DO THIS :: Read the records below. Copy each line where the string "Intensity" occurs.

ENTRIES SUPPLIED ::
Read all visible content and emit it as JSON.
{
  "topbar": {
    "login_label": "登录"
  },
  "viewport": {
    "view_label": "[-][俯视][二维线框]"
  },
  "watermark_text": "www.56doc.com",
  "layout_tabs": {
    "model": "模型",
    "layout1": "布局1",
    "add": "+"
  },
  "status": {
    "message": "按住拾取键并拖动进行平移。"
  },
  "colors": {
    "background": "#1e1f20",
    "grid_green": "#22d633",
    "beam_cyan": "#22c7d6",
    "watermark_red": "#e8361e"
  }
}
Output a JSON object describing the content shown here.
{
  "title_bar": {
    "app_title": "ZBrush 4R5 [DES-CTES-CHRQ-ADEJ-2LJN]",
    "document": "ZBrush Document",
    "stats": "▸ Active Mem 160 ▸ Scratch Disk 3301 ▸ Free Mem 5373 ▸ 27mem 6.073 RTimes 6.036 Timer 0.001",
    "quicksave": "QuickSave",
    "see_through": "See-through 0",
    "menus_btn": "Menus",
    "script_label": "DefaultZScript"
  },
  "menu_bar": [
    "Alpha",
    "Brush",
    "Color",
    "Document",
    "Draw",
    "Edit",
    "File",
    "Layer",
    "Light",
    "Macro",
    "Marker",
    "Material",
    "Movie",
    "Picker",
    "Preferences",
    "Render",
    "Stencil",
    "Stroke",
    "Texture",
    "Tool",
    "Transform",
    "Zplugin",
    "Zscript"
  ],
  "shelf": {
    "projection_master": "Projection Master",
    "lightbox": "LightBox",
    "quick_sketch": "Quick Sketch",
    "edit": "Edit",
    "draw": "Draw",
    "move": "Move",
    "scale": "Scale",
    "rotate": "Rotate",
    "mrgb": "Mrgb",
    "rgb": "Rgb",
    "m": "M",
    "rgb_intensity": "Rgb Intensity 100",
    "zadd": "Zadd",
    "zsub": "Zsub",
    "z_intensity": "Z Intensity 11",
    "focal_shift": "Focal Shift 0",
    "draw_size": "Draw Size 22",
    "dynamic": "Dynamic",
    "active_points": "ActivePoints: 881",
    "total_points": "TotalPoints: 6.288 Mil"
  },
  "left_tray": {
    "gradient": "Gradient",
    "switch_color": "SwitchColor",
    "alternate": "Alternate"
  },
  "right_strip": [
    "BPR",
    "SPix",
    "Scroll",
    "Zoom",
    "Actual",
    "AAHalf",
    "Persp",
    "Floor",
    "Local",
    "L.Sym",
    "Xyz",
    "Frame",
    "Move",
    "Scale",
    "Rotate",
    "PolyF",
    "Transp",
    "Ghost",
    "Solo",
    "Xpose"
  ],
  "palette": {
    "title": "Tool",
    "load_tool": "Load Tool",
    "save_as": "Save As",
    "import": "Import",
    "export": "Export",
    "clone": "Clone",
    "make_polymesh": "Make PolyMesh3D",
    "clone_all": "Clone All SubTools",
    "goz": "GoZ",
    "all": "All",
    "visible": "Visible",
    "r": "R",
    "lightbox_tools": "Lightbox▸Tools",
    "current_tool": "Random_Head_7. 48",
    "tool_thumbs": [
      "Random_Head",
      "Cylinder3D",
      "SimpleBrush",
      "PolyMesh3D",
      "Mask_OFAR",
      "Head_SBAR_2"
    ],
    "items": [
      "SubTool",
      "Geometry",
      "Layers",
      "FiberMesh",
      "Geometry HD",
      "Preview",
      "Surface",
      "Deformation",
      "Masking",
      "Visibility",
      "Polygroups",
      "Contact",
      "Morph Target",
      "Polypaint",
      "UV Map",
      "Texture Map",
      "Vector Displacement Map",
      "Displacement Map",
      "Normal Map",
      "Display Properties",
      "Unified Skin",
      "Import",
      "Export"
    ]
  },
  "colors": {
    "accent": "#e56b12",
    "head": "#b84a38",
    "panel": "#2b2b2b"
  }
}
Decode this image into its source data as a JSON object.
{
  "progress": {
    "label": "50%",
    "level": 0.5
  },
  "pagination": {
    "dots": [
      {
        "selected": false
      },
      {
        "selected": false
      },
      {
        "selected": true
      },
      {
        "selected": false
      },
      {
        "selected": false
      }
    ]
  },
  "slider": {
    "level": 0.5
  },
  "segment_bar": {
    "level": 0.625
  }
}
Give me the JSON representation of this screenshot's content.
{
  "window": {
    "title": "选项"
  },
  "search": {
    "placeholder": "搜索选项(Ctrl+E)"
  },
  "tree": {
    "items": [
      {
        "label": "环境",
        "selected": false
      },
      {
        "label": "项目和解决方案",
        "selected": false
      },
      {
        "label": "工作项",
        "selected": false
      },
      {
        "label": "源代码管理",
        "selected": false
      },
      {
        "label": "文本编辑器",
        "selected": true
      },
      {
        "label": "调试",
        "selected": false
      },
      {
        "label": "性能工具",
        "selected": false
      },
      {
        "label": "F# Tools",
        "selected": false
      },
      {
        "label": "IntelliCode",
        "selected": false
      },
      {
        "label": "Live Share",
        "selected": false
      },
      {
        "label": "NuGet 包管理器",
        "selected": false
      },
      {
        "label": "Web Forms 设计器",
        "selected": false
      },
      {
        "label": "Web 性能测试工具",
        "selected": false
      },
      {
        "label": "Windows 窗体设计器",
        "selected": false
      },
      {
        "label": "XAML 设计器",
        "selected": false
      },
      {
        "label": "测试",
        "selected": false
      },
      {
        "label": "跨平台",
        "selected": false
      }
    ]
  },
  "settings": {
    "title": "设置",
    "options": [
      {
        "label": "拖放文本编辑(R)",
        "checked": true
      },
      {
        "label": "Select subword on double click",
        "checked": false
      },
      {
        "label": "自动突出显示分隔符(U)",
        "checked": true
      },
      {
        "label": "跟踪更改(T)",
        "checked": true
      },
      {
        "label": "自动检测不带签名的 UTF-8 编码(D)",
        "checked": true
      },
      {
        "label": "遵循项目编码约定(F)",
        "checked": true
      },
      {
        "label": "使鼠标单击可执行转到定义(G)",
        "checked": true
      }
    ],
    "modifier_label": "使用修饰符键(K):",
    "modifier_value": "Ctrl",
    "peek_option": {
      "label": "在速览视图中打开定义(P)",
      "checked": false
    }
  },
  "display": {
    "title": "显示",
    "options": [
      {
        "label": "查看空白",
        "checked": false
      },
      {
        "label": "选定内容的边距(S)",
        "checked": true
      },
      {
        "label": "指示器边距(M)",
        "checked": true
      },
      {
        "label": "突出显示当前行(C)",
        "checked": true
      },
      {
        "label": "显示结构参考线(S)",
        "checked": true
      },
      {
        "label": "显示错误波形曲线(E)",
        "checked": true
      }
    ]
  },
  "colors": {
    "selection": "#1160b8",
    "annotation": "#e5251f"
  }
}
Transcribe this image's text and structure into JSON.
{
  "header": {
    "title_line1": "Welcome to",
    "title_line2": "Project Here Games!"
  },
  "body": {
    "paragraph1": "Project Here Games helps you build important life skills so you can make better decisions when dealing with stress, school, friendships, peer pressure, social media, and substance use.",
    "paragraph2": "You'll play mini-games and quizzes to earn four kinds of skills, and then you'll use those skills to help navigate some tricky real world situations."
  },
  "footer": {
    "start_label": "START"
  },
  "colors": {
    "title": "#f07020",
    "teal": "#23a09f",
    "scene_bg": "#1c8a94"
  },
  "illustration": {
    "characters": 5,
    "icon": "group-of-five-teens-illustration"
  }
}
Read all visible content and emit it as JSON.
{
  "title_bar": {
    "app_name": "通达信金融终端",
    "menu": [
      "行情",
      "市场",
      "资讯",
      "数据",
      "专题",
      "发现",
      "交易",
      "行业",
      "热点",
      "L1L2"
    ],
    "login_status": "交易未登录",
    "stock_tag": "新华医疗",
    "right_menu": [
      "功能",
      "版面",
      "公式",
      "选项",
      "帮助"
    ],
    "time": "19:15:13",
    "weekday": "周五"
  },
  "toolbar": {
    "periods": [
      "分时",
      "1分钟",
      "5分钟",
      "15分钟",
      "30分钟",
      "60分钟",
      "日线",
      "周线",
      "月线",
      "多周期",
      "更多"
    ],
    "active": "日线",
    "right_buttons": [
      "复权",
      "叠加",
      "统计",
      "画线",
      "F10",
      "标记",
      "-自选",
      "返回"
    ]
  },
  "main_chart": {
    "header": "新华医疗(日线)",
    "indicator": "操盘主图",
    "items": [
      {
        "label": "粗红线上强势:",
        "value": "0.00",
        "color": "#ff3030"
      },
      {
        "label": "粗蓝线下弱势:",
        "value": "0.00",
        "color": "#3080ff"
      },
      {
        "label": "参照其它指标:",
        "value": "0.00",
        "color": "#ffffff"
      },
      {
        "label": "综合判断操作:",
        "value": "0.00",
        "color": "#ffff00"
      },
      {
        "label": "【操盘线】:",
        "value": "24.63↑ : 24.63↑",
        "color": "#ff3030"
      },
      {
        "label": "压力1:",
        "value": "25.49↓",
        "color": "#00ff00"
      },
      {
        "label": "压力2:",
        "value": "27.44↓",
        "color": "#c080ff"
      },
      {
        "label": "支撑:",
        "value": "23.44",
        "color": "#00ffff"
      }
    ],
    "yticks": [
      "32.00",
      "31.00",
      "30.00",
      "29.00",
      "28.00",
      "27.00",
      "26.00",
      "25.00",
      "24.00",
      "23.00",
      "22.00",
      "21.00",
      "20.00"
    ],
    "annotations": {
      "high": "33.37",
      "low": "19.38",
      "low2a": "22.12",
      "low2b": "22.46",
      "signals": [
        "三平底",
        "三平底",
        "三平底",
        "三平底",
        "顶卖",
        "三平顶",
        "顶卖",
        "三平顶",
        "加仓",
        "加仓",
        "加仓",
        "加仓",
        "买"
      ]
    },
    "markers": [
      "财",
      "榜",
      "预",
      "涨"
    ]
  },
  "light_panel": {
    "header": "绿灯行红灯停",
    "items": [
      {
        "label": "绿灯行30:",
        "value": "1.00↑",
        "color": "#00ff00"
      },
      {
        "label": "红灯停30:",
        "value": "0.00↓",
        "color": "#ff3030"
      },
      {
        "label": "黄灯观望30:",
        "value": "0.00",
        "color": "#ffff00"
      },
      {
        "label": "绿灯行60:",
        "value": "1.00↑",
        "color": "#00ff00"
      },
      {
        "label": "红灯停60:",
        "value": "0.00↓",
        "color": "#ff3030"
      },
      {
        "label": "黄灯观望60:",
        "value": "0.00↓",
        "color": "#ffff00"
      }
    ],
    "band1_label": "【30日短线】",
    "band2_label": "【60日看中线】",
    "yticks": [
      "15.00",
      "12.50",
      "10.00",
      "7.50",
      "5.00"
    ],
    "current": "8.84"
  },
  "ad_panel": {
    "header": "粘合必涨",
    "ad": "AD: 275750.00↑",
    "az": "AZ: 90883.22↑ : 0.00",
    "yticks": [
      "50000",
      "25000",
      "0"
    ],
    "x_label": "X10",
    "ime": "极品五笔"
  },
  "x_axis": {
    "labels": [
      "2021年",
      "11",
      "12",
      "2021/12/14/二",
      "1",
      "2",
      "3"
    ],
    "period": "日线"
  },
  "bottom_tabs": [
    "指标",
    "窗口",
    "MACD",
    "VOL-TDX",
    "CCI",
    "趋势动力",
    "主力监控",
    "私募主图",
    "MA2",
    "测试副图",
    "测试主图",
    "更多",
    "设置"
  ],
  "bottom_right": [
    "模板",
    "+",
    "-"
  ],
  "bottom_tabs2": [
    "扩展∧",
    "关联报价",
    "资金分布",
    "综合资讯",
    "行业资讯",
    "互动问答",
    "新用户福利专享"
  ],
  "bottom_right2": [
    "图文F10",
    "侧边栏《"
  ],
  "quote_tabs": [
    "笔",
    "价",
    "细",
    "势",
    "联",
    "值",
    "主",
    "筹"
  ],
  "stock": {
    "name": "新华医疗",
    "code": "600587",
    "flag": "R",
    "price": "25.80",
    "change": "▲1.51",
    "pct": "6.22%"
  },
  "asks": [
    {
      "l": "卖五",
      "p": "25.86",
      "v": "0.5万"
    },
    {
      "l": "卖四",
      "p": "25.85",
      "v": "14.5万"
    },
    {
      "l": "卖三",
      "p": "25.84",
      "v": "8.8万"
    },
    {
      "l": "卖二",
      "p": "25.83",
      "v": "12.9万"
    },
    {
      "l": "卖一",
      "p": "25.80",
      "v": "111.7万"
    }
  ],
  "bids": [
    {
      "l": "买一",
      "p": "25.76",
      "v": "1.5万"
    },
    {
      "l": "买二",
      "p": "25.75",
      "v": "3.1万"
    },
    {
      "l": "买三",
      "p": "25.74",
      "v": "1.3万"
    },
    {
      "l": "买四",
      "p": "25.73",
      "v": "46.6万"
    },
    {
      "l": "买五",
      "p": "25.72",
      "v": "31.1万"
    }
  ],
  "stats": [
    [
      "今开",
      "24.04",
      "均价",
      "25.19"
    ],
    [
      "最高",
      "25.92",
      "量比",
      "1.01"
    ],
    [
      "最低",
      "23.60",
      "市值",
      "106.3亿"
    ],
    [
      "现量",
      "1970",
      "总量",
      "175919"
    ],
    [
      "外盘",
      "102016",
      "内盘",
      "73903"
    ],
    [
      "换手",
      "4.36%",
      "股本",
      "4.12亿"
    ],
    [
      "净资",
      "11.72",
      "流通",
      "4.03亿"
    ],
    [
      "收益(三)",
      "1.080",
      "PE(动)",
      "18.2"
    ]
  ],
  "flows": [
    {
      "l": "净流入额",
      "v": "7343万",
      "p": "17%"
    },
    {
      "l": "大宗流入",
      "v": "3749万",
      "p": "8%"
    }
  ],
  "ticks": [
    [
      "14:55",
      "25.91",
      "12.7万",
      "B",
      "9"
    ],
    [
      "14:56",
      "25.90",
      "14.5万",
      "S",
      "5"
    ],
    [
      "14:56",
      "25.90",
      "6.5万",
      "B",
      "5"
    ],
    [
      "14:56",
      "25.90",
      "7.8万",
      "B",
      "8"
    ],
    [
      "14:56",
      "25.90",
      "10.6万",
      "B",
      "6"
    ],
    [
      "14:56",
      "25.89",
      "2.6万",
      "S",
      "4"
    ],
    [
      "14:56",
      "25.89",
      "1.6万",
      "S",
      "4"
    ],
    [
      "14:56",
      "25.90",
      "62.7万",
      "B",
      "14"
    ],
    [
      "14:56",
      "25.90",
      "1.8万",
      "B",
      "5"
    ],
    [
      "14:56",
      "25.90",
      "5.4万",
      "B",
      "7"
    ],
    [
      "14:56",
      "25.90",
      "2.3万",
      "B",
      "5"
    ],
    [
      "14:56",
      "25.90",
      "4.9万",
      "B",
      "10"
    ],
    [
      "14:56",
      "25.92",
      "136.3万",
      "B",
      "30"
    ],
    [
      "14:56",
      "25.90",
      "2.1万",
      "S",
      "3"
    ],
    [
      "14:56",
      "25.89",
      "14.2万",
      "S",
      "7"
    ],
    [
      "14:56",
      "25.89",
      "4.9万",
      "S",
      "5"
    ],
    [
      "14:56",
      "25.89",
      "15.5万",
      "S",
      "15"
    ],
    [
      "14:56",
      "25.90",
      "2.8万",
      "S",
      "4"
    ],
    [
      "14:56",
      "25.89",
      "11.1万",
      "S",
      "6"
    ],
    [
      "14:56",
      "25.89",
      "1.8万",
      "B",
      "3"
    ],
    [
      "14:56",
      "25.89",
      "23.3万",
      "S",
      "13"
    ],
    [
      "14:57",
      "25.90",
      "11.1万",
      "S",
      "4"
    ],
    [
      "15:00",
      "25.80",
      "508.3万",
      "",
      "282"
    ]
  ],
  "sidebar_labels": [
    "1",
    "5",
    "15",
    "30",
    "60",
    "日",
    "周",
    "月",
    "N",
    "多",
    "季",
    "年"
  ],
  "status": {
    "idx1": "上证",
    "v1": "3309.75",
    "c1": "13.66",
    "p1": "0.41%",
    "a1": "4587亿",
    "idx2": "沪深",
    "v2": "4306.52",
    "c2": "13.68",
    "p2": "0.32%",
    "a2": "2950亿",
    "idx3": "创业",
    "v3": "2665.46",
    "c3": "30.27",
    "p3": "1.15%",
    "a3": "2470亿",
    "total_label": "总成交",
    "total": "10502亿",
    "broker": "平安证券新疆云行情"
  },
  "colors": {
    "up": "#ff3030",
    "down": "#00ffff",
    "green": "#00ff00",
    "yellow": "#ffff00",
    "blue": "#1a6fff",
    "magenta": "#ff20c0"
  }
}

FULL RESPONSE ::
    "rgb_intensity": "Rgb Intensity 100",
    "z_intensity": "Z Intensity 11",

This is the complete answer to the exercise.